* [AIM] Please find all lines in the data that hold the string "headline" and copy them.
** start of MATERIAL PROVIDED **
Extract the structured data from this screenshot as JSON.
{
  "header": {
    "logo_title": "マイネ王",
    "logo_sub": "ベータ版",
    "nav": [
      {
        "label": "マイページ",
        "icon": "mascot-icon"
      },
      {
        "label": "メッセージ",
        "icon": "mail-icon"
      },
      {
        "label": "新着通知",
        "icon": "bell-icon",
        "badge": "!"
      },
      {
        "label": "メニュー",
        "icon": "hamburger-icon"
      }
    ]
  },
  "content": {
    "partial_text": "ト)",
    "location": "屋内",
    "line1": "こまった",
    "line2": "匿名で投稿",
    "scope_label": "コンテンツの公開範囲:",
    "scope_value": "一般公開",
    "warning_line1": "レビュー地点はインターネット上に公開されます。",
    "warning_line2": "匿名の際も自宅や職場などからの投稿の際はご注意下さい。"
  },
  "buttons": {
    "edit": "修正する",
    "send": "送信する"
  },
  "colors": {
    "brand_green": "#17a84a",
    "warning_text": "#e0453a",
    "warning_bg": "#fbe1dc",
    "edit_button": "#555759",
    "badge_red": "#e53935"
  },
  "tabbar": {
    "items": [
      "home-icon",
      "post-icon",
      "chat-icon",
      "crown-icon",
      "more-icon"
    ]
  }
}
** end of MATERIAL PROVIDED **
** start of MATERIAL PROVIDED **
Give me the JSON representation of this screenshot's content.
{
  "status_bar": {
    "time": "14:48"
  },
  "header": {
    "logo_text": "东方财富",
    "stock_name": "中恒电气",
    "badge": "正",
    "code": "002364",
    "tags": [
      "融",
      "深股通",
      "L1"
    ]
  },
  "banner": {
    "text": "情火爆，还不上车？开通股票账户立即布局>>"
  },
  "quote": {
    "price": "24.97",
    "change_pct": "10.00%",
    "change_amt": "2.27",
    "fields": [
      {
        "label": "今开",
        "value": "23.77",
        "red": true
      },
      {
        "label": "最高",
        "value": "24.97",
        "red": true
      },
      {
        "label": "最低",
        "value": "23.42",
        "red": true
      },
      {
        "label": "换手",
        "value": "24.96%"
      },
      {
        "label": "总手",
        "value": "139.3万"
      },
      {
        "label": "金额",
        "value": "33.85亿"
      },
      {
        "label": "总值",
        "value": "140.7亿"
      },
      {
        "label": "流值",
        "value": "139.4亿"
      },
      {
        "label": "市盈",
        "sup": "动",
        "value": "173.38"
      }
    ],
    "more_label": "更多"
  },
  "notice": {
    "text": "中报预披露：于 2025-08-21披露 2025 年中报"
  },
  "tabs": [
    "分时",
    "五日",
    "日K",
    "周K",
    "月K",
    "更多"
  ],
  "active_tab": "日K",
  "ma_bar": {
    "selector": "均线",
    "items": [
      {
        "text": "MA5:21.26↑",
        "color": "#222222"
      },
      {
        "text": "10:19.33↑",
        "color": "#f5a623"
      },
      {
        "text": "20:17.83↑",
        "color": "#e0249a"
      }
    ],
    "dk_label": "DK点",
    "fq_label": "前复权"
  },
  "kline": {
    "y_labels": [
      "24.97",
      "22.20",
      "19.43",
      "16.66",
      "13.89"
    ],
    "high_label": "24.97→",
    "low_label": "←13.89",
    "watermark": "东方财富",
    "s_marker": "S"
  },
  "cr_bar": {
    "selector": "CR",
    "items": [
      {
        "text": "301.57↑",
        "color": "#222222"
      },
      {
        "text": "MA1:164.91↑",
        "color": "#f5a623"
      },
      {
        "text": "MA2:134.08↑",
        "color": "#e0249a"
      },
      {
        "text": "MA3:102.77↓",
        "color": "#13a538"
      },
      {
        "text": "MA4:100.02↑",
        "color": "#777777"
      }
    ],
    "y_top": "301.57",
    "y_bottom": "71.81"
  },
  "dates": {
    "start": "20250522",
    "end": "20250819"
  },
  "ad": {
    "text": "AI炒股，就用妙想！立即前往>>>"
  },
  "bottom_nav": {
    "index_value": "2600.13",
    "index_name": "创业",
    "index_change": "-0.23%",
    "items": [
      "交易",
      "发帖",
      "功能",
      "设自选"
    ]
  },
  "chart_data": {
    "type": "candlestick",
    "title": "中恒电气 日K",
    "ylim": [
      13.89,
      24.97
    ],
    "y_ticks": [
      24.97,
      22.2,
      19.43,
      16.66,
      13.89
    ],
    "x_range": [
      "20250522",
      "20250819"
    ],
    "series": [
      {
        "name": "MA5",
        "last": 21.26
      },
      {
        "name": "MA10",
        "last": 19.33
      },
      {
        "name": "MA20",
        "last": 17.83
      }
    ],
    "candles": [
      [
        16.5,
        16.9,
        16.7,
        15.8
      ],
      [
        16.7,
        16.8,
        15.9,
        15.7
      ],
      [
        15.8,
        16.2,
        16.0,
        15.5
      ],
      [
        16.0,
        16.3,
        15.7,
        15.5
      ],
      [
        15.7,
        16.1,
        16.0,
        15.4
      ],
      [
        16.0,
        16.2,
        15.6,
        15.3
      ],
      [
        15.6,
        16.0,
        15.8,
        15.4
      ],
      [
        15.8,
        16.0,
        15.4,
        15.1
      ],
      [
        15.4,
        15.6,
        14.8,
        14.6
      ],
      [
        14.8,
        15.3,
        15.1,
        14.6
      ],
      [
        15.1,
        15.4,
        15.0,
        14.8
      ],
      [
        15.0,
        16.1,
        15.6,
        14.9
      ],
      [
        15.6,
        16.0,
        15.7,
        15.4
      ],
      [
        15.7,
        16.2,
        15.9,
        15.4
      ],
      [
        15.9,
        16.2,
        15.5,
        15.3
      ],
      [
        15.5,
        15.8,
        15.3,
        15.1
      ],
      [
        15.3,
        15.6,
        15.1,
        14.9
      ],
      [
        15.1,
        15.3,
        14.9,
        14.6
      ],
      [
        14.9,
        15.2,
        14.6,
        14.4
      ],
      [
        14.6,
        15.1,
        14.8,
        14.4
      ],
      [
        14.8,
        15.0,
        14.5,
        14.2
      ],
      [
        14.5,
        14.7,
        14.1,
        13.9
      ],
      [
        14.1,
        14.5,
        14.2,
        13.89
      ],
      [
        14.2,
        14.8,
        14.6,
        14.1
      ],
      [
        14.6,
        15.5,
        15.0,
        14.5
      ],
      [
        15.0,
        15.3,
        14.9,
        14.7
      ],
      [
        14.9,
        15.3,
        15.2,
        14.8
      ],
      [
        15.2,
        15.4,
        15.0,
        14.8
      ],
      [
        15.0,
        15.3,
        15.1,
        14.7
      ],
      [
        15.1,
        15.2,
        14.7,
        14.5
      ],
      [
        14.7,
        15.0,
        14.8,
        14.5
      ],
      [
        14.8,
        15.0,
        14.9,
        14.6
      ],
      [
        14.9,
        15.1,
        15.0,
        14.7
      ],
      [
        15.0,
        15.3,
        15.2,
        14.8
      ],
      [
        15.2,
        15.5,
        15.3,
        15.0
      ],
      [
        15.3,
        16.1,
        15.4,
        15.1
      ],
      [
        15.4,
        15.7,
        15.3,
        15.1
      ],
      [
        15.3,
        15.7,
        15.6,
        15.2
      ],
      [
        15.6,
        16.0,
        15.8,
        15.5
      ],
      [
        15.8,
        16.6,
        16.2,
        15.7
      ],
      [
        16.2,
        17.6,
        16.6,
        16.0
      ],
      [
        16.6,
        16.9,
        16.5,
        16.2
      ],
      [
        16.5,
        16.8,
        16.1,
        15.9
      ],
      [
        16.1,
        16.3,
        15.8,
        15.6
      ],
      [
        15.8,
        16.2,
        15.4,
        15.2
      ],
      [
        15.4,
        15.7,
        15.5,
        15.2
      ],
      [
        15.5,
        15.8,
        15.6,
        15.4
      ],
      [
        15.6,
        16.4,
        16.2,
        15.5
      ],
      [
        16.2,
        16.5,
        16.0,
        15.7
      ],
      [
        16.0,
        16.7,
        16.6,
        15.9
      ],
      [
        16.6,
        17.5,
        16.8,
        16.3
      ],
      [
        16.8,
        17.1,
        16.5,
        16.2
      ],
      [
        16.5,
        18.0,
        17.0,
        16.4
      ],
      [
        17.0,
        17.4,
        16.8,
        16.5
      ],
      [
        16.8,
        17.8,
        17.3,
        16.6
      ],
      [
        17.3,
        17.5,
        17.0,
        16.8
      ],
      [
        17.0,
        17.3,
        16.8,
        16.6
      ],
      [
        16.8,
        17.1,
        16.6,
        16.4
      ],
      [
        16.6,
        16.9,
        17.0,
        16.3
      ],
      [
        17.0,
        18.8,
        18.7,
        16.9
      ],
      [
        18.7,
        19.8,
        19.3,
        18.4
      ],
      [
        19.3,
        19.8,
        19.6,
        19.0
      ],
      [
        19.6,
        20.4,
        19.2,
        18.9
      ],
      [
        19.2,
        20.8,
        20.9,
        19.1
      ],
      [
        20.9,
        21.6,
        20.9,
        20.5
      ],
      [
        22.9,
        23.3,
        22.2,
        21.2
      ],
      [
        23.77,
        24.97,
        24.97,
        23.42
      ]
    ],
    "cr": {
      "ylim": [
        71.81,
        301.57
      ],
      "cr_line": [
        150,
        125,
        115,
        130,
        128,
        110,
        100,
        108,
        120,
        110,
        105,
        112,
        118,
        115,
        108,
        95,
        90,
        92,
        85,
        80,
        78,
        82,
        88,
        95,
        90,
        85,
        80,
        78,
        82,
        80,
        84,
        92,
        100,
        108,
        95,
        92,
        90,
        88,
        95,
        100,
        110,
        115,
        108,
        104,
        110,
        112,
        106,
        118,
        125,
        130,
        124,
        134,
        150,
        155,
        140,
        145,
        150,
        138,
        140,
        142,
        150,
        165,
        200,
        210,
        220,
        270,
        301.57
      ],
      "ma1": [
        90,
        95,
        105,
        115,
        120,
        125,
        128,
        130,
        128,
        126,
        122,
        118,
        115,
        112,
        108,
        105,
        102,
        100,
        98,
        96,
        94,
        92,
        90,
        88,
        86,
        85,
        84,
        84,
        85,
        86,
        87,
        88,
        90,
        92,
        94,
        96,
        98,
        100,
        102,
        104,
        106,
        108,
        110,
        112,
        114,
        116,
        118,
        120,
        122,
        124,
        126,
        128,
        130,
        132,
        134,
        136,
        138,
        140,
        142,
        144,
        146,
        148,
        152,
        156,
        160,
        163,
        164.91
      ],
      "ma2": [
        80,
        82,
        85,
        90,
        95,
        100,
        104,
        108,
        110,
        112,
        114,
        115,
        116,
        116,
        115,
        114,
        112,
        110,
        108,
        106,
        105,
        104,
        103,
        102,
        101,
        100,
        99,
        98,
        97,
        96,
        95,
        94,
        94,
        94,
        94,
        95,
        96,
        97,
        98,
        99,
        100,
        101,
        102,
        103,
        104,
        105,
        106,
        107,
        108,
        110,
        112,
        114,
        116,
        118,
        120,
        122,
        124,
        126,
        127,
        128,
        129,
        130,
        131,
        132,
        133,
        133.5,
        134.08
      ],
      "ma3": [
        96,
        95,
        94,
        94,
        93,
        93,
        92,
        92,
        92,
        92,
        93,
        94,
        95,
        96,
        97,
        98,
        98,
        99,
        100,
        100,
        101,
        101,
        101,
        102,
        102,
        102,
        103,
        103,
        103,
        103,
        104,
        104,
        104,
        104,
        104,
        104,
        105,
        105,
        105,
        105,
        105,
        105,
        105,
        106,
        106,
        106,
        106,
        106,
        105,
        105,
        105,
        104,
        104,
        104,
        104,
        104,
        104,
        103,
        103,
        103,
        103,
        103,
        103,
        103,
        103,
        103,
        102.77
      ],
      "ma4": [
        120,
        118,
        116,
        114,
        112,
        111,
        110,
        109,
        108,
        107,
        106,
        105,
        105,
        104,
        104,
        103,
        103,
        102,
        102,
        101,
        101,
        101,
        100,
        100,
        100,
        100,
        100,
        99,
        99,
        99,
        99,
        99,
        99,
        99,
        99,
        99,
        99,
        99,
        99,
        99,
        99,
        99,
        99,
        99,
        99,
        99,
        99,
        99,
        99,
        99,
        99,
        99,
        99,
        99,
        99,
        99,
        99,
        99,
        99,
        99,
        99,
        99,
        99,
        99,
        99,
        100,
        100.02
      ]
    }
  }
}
** end of MATERIAL PROVIDED **
** start of MATERIAL PROVIDED **
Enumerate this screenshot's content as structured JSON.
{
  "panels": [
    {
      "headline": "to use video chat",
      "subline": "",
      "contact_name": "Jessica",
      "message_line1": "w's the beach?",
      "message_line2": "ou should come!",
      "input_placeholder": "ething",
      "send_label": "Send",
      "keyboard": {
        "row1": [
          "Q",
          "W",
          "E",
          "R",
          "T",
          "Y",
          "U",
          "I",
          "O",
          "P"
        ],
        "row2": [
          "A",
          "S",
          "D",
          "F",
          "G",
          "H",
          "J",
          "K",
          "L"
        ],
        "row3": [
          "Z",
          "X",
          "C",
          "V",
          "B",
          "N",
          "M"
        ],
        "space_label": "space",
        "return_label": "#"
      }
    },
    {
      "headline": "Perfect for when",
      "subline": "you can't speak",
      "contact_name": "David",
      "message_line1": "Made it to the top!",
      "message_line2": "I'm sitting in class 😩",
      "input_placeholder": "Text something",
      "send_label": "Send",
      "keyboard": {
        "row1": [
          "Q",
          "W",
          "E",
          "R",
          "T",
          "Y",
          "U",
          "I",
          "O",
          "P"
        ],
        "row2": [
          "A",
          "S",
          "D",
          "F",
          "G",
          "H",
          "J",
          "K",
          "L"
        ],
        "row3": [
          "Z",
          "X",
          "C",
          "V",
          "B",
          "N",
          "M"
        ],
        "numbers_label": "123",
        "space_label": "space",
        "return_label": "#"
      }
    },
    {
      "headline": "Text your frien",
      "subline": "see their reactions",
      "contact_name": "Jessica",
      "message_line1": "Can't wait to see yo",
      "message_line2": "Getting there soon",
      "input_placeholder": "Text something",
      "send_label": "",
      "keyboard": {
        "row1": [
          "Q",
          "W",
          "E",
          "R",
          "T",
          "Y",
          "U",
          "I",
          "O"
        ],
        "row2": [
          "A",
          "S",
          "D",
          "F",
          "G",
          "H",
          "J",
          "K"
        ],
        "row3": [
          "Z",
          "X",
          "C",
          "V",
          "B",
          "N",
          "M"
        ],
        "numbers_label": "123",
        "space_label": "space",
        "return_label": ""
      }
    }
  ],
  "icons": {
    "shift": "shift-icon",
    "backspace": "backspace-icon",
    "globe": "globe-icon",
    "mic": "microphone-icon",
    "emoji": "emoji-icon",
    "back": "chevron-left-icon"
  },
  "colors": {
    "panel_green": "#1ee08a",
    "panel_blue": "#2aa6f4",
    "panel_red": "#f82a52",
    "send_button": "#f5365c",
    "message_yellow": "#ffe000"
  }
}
** end of MATERIAL PROVIDED **
* [SOLUTION BELOW]
      "headline": "to use video chat",
      "headline": "Perfect for when",
      "headline": "Text your frien",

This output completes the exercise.